- [Dataset rows]:
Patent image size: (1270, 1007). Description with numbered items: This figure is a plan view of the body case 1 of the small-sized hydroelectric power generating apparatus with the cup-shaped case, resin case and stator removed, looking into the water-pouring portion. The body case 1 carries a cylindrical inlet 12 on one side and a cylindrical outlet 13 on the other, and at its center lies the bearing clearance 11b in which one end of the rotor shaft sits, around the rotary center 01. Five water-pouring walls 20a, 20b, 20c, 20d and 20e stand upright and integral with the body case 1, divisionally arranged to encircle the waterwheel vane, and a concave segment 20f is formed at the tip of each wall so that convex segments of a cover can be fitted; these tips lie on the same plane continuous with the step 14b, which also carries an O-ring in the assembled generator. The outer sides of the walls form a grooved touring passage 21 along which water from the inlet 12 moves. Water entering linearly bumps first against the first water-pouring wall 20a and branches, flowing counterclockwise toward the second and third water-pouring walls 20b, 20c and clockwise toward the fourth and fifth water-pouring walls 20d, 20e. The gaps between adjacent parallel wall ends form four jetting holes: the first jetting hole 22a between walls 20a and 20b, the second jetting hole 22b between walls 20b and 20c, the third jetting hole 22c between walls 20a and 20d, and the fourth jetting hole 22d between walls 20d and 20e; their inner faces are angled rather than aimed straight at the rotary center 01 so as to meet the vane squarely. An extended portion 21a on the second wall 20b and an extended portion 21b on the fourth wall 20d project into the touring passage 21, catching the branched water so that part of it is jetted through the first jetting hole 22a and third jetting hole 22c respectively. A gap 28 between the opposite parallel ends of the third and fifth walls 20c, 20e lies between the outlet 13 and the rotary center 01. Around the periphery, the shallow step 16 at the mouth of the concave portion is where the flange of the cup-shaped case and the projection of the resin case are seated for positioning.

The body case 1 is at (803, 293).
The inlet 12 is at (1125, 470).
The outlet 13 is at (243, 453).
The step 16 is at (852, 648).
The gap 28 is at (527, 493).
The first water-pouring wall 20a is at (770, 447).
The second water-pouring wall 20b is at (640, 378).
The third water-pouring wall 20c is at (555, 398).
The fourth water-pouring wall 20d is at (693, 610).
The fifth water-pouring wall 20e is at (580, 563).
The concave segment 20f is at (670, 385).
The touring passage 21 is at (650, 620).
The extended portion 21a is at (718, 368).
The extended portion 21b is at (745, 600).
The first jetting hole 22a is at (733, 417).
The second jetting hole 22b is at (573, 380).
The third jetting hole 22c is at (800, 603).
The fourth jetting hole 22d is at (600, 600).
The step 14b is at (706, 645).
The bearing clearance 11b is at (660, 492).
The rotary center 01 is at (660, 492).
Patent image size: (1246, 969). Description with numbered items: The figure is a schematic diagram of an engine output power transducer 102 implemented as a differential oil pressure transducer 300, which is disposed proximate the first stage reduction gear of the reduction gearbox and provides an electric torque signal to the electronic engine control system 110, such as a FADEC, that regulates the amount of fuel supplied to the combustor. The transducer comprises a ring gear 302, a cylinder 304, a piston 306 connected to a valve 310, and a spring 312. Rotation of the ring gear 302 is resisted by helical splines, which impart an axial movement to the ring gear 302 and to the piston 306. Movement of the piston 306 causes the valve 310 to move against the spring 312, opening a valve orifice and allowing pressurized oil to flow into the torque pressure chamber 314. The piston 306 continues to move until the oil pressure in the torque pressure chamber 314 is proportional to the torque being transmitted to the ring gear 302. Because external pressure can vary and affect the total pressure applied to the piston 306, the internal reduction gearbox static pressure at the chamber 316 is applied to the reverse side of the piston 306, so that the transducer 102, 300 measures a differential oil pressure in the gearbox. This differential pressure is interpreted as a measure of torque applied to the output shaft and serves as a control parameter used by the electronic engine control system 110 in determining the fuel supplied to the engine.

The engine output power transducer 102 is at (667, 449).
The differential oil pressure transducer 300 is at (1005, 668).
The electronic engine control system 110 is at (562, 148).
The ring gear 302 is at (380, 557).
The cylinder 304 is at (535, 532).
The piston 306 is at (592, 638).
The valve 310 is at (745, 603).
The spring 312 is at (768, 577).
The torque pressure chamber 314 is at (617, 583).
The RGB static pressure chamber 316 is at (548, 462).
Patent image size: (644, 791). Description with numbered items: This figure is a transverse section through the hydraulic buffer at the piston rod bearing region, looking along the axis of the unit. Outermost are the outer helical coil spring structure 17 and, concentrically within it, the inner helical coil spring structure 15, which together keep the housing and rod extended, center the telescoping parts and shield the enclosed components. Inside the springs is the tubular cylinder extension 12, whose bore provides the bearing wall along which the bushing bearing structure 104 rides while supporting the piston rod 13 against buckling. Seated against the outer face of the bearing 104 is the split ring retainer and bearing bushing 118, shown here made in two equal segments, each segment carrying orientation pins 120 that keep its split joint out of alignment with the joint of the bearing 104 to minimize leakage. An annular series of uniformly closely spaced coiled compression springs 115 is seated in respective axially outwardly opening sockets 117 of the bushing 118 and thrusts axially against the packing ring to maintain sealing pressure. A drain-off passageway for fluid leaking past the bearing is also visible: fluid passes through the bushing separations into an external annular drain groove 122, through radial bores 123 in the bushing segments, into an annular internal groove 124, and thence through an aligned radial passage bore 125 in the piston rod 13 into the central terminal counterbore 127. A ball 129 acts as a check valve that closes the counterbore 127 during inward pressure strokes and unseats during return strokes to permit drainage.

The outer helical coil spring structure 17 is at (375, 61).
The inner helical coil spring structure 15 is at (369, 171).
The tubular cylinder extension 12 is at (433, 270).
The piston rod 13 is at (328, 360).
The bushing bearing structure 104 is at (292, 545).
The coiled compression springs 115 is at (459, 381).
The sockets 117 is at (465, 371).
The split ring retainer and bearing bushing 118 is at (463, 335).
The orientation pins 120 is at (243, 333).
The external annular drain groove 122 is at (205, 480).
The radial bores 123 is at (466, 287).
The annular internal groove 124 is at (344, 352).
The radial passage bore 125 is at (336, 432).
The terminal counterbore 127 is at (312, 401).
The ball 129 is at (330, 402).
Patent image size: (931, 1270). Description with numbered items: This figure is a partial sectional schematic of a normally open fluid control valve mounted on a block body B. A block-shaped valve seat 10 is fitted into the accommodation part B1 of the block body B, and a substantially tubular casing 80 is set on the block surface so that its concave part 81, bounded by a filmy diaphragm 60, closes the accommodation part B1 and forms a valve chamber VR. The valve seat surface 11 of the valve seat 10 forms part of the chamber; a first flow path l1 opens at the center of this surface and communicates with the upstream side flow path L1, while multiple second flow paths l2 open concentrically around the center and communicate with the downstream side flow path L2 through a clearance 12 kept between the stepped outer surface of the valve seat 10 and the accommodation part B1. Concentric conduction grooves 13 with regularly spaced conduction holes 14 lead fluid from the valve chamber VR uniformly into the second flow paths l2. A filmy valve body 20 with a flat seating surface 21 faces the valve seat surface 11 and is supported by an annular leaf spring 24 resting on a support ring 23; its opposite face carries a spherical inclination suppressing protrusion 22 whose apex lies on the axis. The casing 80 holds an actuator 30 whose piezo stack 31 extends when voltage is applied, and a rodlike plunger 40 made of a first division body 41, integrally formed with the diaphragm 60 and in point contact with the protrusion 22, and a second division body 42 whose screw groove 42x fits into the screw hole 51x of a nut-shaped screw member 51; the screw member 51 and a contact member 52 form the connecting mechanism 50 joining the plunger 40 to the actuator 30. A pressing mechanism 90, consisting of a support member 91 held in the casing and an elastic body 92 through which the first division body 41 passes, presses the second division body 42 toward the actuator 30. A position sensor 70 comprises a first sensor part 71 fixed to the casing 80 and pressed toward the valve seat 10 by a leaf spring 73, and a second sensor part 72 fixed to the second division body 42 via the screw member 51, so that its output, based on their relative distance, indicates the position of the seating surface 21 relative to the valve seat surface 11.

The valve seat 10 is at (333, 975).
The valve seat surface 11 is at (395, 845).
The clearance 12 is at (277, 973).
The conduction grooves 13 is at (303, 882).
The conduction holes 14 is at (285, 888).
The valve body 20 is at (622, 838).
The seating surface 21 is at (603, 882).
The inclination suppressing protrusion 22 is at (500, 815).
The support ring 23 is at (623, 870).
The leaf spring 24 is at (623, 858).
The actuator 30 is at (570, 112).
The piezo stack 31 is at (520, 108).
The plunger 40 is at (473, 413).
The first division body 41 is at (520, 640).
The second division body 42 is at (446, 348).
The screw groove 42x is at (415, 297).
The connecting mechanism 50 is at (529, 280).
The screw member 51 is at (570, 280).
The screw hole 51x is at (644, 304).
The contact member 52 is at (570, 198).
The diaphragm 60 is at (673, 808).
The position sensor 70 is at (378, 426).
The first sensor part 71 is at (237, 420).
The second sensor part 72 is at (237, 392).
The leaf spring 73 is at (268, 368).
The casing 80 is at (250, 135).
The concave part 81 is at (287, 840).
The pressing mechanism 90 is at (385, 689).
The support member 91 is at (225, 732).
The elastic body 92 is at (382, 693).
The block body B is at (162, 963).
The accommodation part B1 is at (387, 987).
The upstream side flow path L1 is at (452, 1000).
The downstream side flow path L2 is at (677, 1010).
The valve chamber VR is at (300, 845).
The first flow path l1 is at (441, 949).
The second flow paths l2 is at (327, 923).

- [Set task]:
Reproduce the lines from the line with "Patent image size: (1246, 969)." to the line with "The RGB static", changing "schematic diagram" to "schematic drawing" and keeping everything else the same.

- [Written response]:
Patent image size: (1246, 969). Description with numbered items: The figure is a schematic drawing of an engine output power transducer 102 implemented as a differential oil pressure transducer 300, which is disposed proximate the first stage reduction gear of the reduction gearbox and provides an electric torque signal to the electronic engine control system 110, such as a FADEC, that regulates the amount of fuel supplied to the combustor. The transducer comprises a ring gear 302, a cylinder 304, a piston 306 connected to a valve 310, and a spring 312. Rotation of the ring gear 302 is resisted by helical splines, which impart an axial movement to the ring gear 302 and to the piston 306. Movement of the piston 306 causes the valve 310 to move against the spring 312, opening a valve orifice and allowing pressurized oil to flow into the torque pressure chamber 314. The piston 306 continues to move until the oil pressure in the torque pressure chamber 314 is proportional to the torque being transmitted to the ring gear 302. Because external pressure can vary and affect the total pressure applied to the piston 306, the internal reduction gearbox static pressure at the chamber 316 is applied to the reverse side of the piston 306, so that the transducer 102, 300 measures a differential oil pressure in the gearbox. This differential pressure is interpreted as a measure of torque applied to the output shaft and serves as a control parameter used by the electronic engine control system 110 in determining the fuel supplied to the engine.

The engine output power transducer 102 is at (667, 449).
The differential oil pressure transducer 300 is at (1005, 668).
The electronic engine control system 110 is at (562, 148).
The ring gear 302 is at (380, 557).
The cylinder 304 is at (535, 532).
The piston 306 is at (592, 638).
The valve 310 is at (745, 603).
The spring 312 is at (768, 577).
The torque pressure chamber 314 is at (617, 583).
The RGB static pressure chamber 316 is at (548, 462).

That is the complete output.